(What you will do):
Repeat the full listing below verbatim and keep the images out.

— START Exercise input —

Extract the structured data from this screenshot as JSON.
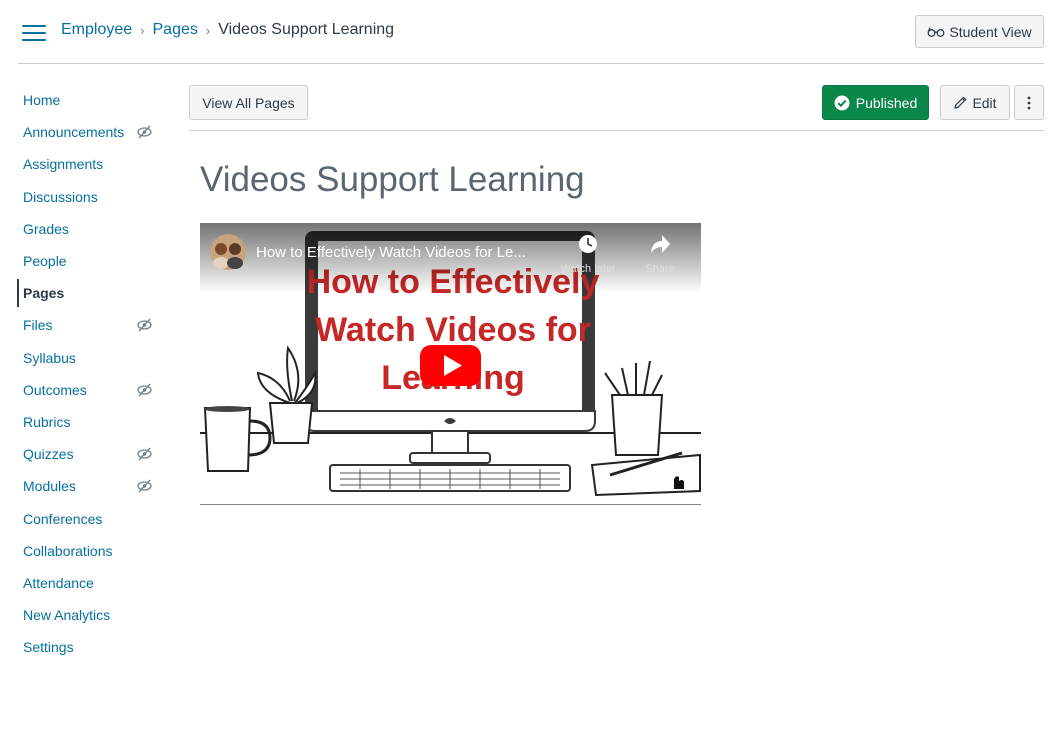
{
  "header": {
    "breadcrumb": [
      "Employee",
      "Pages",
      "Videos Support Learning"
    ],
    "student_view_label": "Student View"
  },
  "sidebar": {
    "items": [
      {
        "label": "Home",
        "hidden": false
      },
      {
        "label": "Announcements",
        "hidden": true
      },
      {
        "label": "Assignments",
        "hidden": false
      },
      {
        "label": "Discussions",
        "hidden": false
      },
      {
        "label": "Grades",
        "hidden": false
      },
      {
        "label": "People",
        "hidden": false
      },
      {
        "label": "Pages",
        "hidden": false,
        "active": true
      },
      {
        "label": "Files",
        "hidden": true
      },
      {
        "label": "Syllabus",
        "hidden": false
      },
      {
        "label": "Outcomes",
        "hidden": true
      },
      {
        "label": "Rubrics",
        "hidden": false
      },
      {
        "label": "Quizzes",
        "hidden": true
      },
      {
        "label": "Modules",
        "hidden": true
      },
      {
        "label": "Conferences",
        "hidden": false
      },
      {
        "label": "Collaborations",
        "hidden": false
      },
      {
        "label": "Attendance",
        "hidden": false
      },
      {
        "label": "New Analytics",
        "hidden": false
      },
      {
        "label": "Settings",
        "hidden": false
      }
    ]
  },
  "toolbar": {
    "view_all_label": "View All Pages",
    "published_label": "Published",
    "edit_label": "Edit"
  },
  "page": {
    "title": "Videos Support Learning"
  },
  "video": {
    "title": "How to Effectively Watch Videos for Le...",
    "watch_later_label": "Watch later",
    "share_label": "Share",
    "thumbnail_line1": "How to Effectively",
    "thumbnail_line2": "Watch Videos for",
    "thumbnail_line3": "Learning"
  },
  "colors": {
    "link": "#0770a3",
    "published": "#0b874b",
    "thumbnail_text": "#c62828",
    "play_button": "#ff0000"
  }
}
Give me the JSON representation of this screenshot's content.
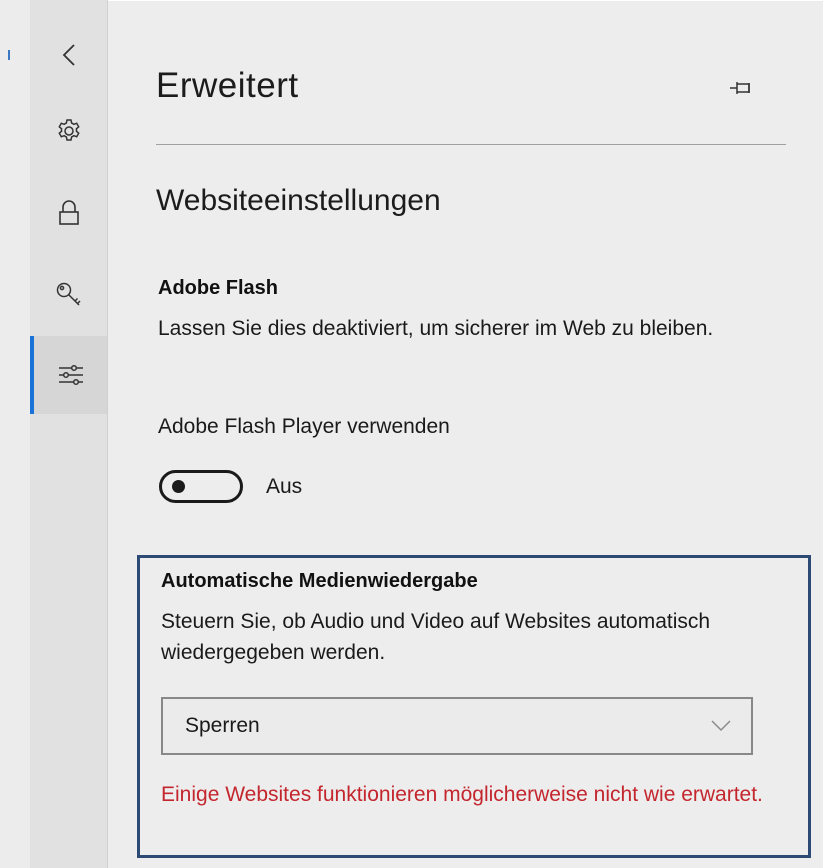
{
  "rail": {
    "items": [
      {
        "name": "back",
        "icon": "chevron-left-icon"
      },
      {
        "name": "settings",
        "icon": "gear-icon"
      },
      {
        "name": "privacy",
        "icon": "lock-icon"
      },
      {
        "name": "passwords",
        "icon": "key-icon"
      },
      {
        "name": "advanced",
        "icon": "sliders-icon",
        "active": true
      }
    ],
    "active_color": "#1a73d9"
  },
  "header": {
    "title": "Erweitert",
    "pin_icon": "pin-icon"
  },
  "section": {
    "title": "Websiteeinstellungen"
  },
  "flash": {
    "heading": "Adobe Flash",
    "description": "Lassen Sie dies deaktiviert, um sicherer im Web zu bleiben.",
    "player_label": "Adobe Flash Player verwenden",
    "toggle_state": "Aus",
    "toggle_on": false
  },
  "autoplay": {
    "heading": "Automatische Medienwiedergabe",
    "description": "Steuern Sie, ob Audio und Video auf Websites automatisch wiedergegeben werden.",
    "selected": "Sperren",
    "warning": "Einige Websites funktionieren möglicherweise nicht wie erwartet.",
    "warning_color": "#c4262e",
    "highlight_color": "#2c4a74"
  }
}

— END Exercise input —

(Solution below):
Extract the structured data from this screenshot as JSON.
{
  "header": {
    "breadcrumb": [
      "Employee",
      "Pages",
      "Videos Support Learning"
    ],
    "student_view_label": "Student View"
  },
  "sidebar": {
    "items": [
      {
        "label": "Home",
        "hidden": false
      },
      {
        "label": "Announcements",
        "hidden": true
      },
      {
        "label": "Assignments",
        "hidden": false
      },
      {
        "label": "Discussions",
        "hidden": false
      },
      {
        "label": "Grades",
        "hidden": false
      },
      {
        "label": "People",
        "hidden": false
      },
      {
        "label": "Pages",
        "hidden": false,
        "active": true
      },
      {
        "label": "Files",
        "hidden": true
      },
      {
        "label": "Syllabus",
        "hidden": false
      },
      {
        "label": "Outcomes",
        "hidden": true
      },
      {
        "label": "Rubrics",
        "hidden": false
      },
      {
        "label": "Quizzes",
        "hidden": true
      },
      {
        "label": "Modules",
        "hidden": true
      },
      {
        "label": "Conferences",
        "hidden": false
      },
      {
        "label": "Collaborations",
        "hidden": false
      },
      {
        "label": "Attendance",
        "hidden": false
      },
      {
        "label": "New Analytics",
        "hidden": false
      },
      {
        "label": "Settings",
        "hidden": false
      }
    ]
  },
  "toolbar": {
    "view_all_label": "View All Pages",
    "published_label": "Published",
    "edit_label": "Edit"
  },
  "page": {
    "title": "Videos Support Learning"
  },
  "video": {
    "title": "How to Effectively Watch Videos for Le...",
    "watch_later_label": "Watch later",
    "share_label": "Share",
    "thumbnail_line1": "How to Effectively",
    "thumbnail_line2": "Watch Videos for",
    "thumbnail_line3": "Learning"
  },
  "colors": {
    "link": "#0770a3",
    "published": "#0b874b",
    "thumbnail_text": "#c62828",
    "play_button": "#ff0000"
  }
}
Give me the JSON representation of this screenshot's content.
{
  "rail": {
    "items": [
      {
        "name": "back",
        "icon": "chevron-left-icon"
      },
      {
        "name": "settings",
        "icon": "gear-icon"
      },
      {
        "name": "privacy",
        "icon": "lock-icon"
      },
      {
        "name": "passwords",
        "icon": "key-icon"
      },
      {
        "name": "advanced",
        "icon": "sliders-icon",
        "active": true
      }
    ],
    "active_color": "#1a73d9"
  },
  "header": {
    "title": "Erweitert",
    "pin_icon": "pin-icon"
  },
  "section": {
    "title": "Websiteeinstellungen"
  },
  "flash": {
    "heading": "Adobe Flash",
    "description": "Lassen Sie dies deaktiviert, um sicherer im Web zu bleiben.",
    "player_label": "Adobe Flash Player verwenden",
    "toggle_state": "Aus",
    "toggle_on": false
  },
  "autoplay": {
    "heading": "Automatische Medienwiedergabe",
    "description": "Steuern Sie, ob Audio und Video auf Websites automatisch wiedergegeben werden.",
    "selected": "Sperren",
    "warning": "Einige Websites funktionieren möglicherweise nicht wie erwartet.",
    "warning_color": "#c4262e",
    "highlight_color": "#2c4a74"
  }
}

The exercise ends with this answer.